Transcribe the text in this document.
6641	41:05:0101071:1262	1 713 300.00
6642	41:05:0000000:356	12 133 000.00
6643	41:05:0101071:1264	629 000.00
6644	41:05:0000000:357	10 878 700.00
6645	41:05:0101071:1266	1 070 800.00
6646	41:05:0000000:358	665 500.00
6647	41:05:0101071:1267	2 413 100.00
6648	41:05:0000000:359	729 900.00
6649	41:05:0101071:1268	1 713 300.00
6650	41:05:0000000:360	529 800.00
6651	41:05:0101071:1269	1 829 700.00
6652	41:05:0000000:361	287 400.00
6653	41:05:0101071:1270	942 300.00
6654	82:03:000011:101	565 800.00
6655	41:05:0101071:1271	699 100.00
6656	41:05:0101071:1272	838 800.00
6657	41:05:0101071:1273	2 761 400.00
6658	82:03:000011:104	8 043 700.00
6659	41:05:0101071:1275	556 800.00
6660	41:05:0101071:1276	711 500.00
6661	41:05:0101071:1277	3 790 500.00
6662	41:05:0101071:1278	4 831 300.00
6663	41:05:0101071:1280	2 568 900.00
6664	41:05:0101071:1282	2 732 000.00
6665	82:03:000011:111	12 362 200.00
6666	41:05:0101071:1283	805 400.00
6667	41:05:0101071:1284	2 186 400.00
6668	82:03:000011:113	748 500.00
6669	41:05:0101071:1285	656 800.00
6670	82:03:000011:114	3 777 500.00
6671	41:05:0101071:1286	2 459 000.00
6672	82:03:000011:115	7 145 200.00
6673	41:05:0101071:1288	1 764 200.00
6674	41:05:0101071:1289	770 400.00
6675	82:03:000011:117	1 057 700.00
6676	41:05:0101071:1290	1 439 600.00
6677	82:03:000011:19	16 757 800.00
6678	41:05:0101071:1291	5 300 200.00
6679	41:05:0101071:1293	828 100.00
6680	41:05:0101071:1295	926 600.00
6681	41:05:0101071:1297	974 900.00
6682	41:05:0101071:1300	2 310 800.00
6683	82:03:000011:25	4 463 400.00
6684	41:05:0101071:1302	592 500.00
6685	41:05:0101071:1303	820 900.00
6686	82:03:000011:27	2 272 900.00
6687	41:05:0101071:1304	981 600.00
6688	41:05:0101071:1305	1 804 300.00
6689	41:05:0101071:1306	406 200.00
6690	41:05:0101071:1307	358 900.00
============
* **Stated task**: All of the records must be retyped exactly as they are.

* **Exercise result**:
Transcribe the text in this document.
6641	41:05:0101071:1262	1 713 300.00
6642	41:05:0000000:356	12 133 000.00
6643	41:05:0101071:1264	629 000.00
6644	41:05:0000000:357	10 878 700.00
6645	41:05:0101071:1266	1 070 800.00
6646	41:05:0000000:358	665 500.00
6647	41:05:0101071:1267	2 413 100.00
6648	41:05:0000000:359	729 900.00
6649	41:05:0101071:1268	1 713 300.00
6650	41:05:0000000:360	529 800.00
6651	41:05:0101071:1269	1 829 700.00
6652	41:05:0000000:361	287 400.00
6653	41:05:0101071:1270	942 300.00
6654	82:03:000011:101	565 800.00
6655	41:05:0101071:1271	699 100.00
6656	41:05:0101071:1272	838 800.00
6657	41:05:0101071:1273	2 761 400.00
6658	82:03:000011:104	8 043 700.00
6659	41:05:0101071:1275	556 800.00
6660	41:05:0101071:1276	711 500.00
6661	41:05:0101071:1277	3 790 500.00
6662	41:05:0101071:1278	4 831 300.00
6663	41:05:0101071:1280	2 568 900.00
6664	41:05:0101071:1282	2 732 000.00
6665	82:03:000011:111	12 362 200.00
6666	41:05:0101071:1283	805 400.00
6667	41:05:0101071:1284	2 186 400.00
6668	82:03:000011:113	748 500.00
6669	41:05:0101071:1285	656 800.00
6670	82:03:000011:114	3 777 500.00
6671	41:05:0101071:1286	2 459 000.00
6672	82:03:000011:115	7 145 200.00
6673	41:05:0101071:1288	1 764 200.00
6674	41:05:0101071:1289	770 400.00
6675	82:03:000011:117	1 057 700.00
6676	41:05:0101071:1290	1 439 600.00
6677	82:03:000011:19	16 757 800.00
6678	41:05:0101071:1291	5 300 200.00
6679	41:05:0101071:1293	828 100.00
6680	41:05:0101071:1295	926 600.00
6681	41:05:0101071:1297	974 900.00
6682	41:05:0101071:1300	2 310 800.00
6683	82:03:000011:25	4 463 400.00
6684	41:05:0101071:1302	592 500.00
6685	41:05:0101071:1303	820 900.00
6686	82:03:000011:27	2 272 900.00
6687	41:05:0101071:1304	981 600.00
6688	41:05:0101071:1305	1 804 300.00
6689	41:05:0101071:1306	406 200.00
6690	41:05:0101071:1307	358 900.00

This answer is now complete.